[Items from a dataset]
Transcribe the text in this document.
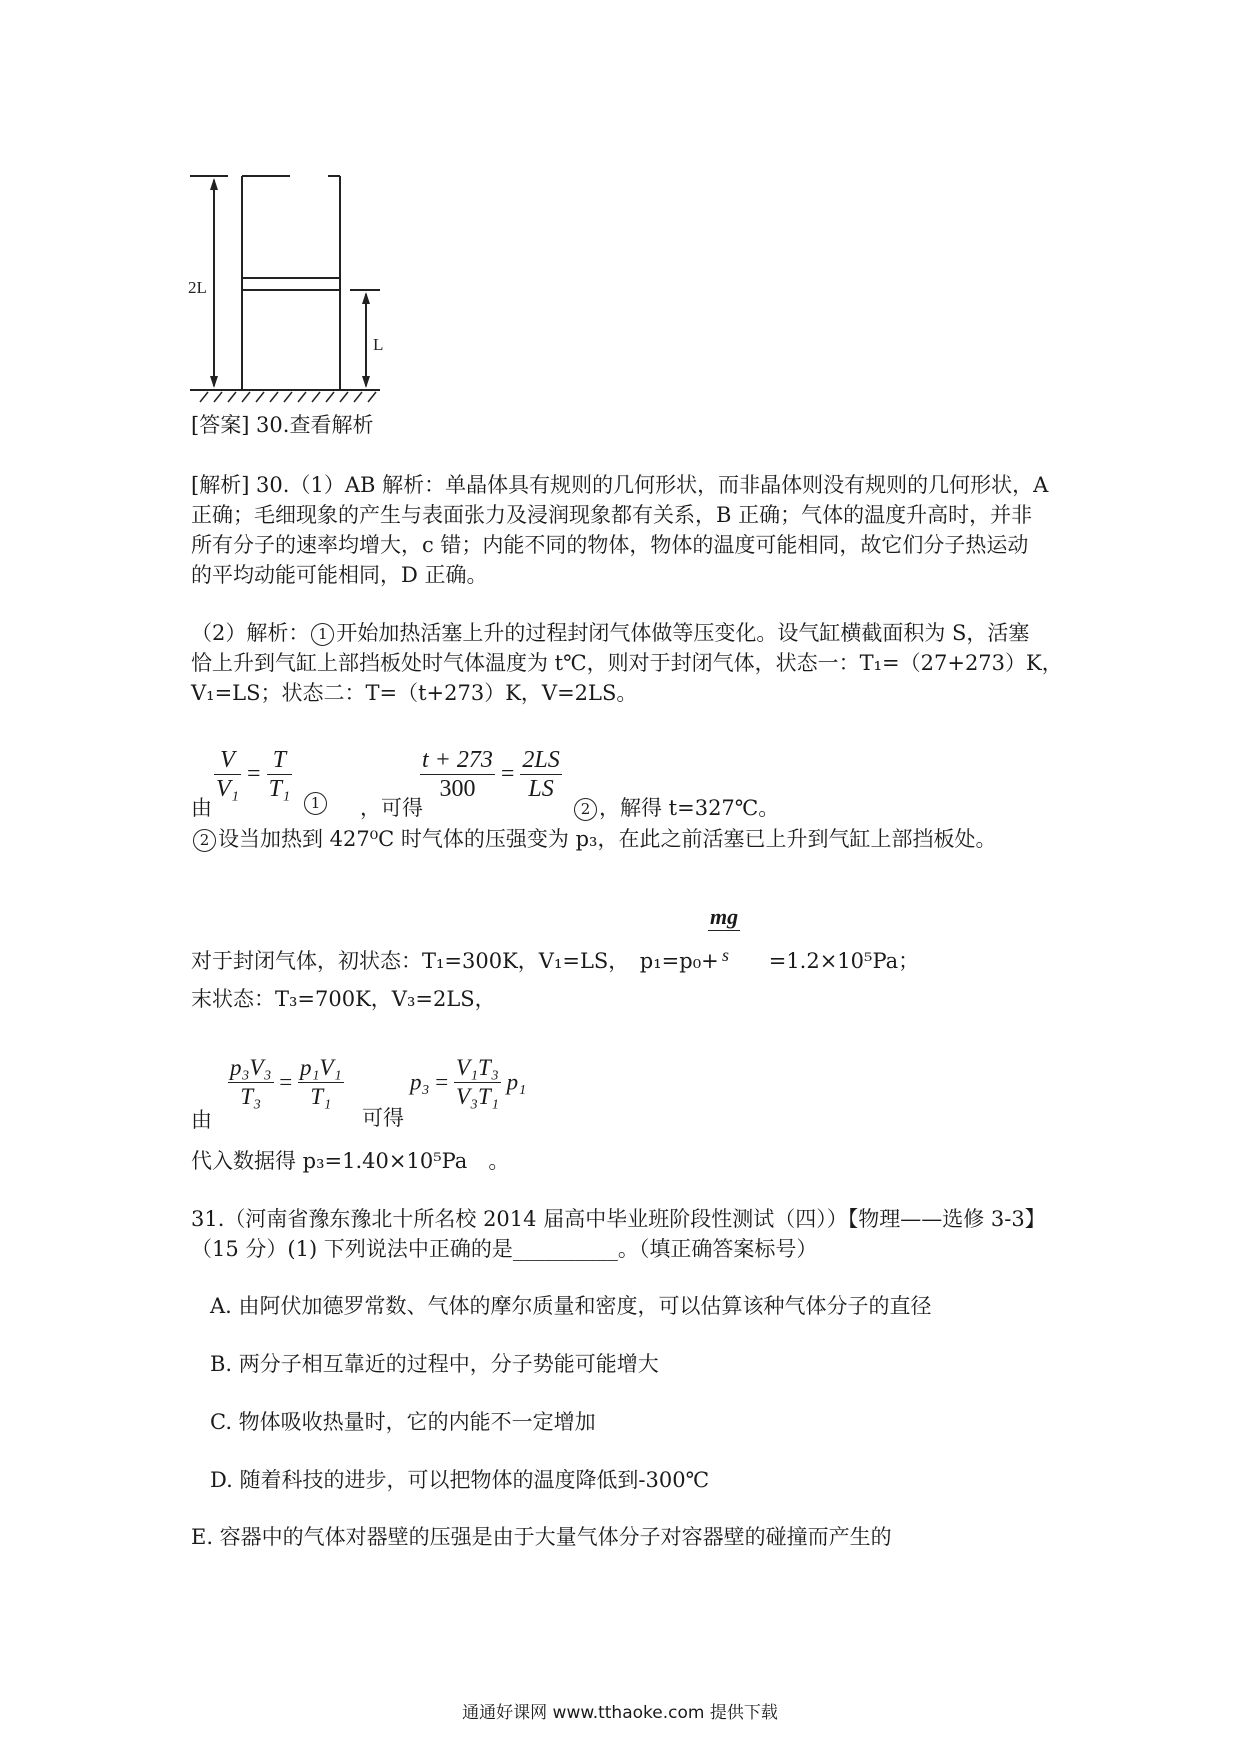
2L
L
[答案] 30.查看解析
[解析] 30.（1）AB 解析：单晶体具有规则的几何形状，而非晶体则没有规则的几何形状，A
正确；毛细现象的产生与表面张力及浸润现象都有关系，B 正确；气体的温度升高时，并非
所有分子的速率均增大，c 错；内能不同的物体，物体的温度可能相同，故它们分子热运动
的平均动能可能相同，D 正确。
（2）解析： 1 开始加热活塞上升的过程封闭气体做等压变化。设气缸横截面积为 S，活塞
恰上升到气缸上部挡板处时气体温度为 t℃，则对于封闭气体，状态一：T₁=（27+273）K，
V₁=LS；状态二：T=（t+273）K，V=2LS。
由
$\frac{V}{\text{V₁}} = \frac{T}{\text{T₁}}$	1	，可得
$\frac{t + 273}{300} = \frac{2LS}{LS}$
2 ，解得 t=327℃。
2 设当加热到 427⁰C 时气体的压强变为 p₃，在此之前活塞已上升到气缸上部挡板处。
mg
s
对于封闭气体，初状态：T₁=300K，V₁=LS，　p₁=p₀+ =1.2×10⁵Pa；
末状态：T₃=700K，V₃=2LS，
由
$\frac{\text{p₃V₃}}{\text{T₃}} = \frac{\text{p₁V₁}}{\text{T₁}}$
可得
$p_3 = \frac{\text{V₁T₃}}{\text{V₃T₁}} p_1$
代入数据得 p₃=1.40×10⁵Pa　。
31.（河南省豫东豫北十所名校 2014 届高中毕业班阶段性测试（四））【物理——选修 3-3】
（15 分）(1) 下列说法中正确的是__________。（填正确答案标号）
A. 由阿伏加德罗常数、气体的摩尔质量和密度，可以估算该种气体分子的直径
B. 两分子相互靠近的过程中，分子势能可能增大
C. 物体吸收热量时，它的内能不一定增加
D. 随着科技的进步，可以把物体的温度降低到-300℃
E. 容器中的气体对器壁的压强是由于大量气体分子对容器壁的碰撞而产生的
通通好课网 www.tthaoke.com 提供下载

● Your task: Which lines contain "text"? Copy each of them.

● Expected output:
Transcribe the text in this document.
$\frac{V}{\text{V₁}} = \frac{T}{\text{T₁}}$	1	，可得
$\frac{\text{p₃V₃}}{\text{T₃}} = \frac{\text{p₁V₁}}{\text{T₁}}$
$p_3 = \frac{\text{V₁T₃}}{\text{V₃T₁}} p_1$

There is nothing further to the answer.